▶ [Short exercise]: Which lines hold the word "highlighted"? Copy each one.

▶ [Entries supplied]:
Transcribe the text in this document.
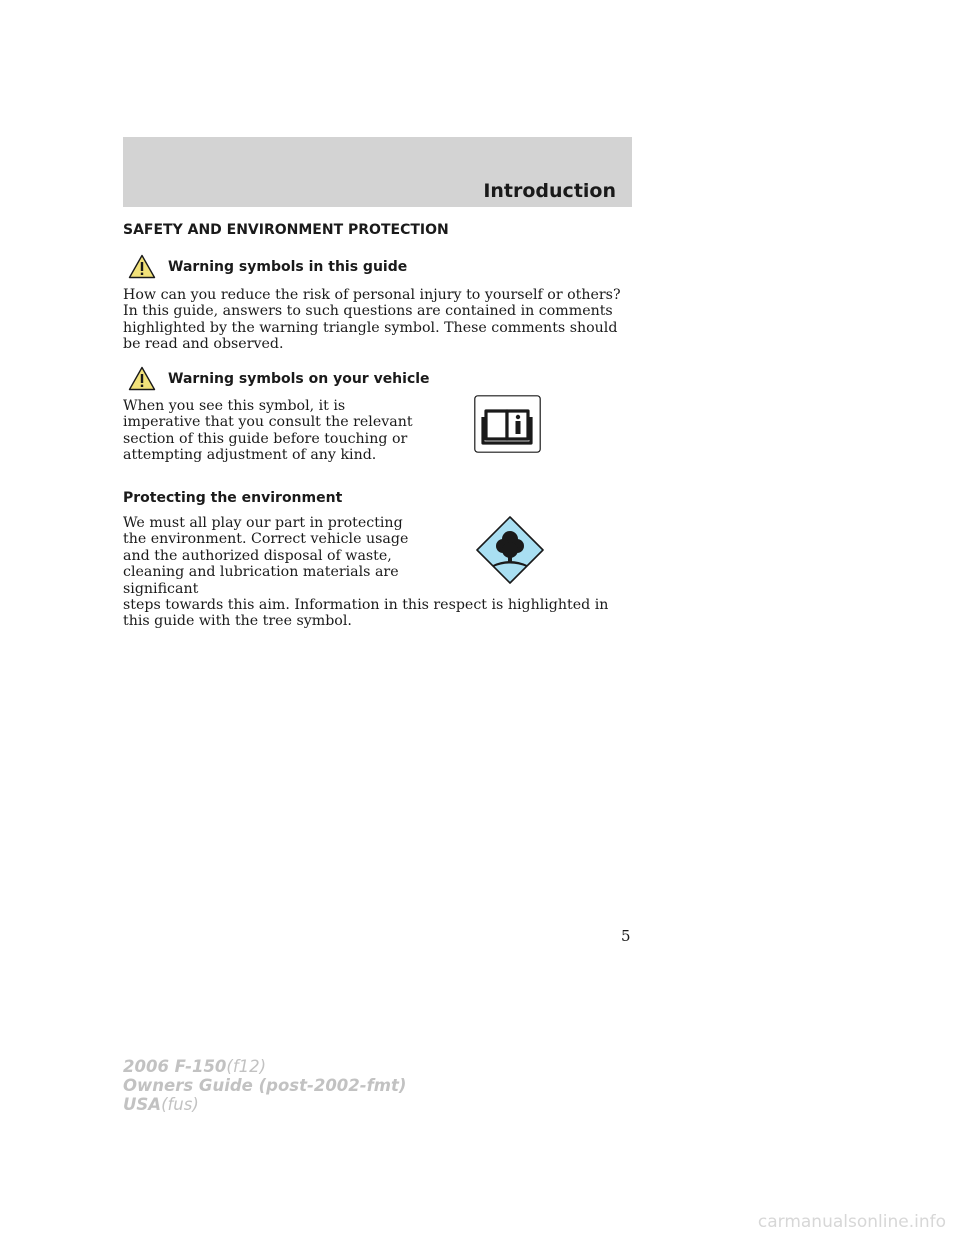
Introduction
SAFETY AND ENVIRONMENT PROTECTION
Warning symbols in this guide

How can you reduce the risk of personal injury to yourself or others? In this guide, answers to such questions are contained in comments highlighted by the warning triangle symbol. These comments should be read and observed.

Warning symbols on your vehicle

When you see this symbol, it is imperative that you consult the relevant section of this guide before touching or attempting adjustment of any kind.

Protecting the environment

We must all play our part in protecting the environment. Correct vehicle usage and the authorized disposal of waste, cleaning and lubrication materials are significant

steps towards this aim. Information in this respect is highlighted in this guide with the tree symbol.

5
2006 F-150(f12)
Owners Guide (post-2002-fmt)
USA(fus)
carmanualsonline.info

==

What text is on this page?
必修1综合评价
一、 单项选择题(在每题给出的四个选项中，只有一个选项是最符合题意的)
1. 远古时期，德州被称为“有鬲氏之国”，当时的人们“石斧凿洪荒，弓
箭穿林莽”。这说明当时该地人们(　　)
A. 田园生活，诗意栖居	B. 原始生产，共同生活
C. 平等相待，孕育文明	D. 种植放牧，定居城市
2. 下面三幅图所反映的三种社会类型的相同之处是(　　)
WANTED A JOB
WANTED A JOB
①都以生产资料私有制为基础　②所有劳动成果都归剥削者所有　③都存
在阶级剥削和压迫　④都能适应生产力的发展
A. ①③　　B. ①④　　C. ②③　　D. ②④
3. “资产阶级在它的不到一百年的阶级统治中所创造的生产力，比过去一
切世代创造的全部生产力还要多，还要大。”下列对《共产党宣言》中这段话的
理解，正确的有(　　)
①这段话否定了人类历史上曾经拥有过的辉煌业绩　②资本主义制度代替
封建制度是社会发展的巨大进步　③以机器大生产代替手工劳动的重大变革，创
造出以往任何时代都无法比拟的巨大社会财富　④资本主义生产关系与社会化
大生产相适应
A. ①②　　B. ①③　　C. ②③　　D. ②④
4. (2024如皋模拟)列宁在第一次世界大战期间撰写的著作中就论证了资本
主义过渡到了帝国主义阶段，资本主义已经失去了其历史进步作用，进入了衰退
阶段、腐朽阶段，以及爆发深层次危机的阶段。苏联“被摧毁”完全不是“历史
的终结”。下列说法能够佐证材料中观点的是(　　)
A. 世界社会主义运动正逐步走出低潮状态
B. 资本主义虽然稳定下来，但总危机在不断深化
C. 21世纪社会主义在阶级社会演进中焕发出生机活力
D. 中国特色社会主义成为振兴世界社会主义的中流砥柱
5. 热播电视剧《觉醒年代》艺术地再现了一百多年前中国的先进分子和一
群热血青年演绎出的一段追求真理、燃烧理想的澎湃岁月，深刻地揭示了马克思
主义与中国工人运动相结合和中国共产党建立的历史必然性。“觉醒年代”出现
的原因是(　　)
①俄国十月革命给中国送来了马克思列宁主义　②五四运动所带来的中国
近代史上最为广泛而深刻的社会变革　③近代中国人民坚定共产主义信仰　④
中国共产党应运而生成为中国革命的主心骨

▶ [Result]:
How can you reduce the risk of personal injury to yourself or others? In this guide, answers to such questions are contained in comments highlighted by the warning triangle symbol. These comments should be read and observed.
steps towards this aim. Information in this respect is highlighted in this guide with the tree symbol.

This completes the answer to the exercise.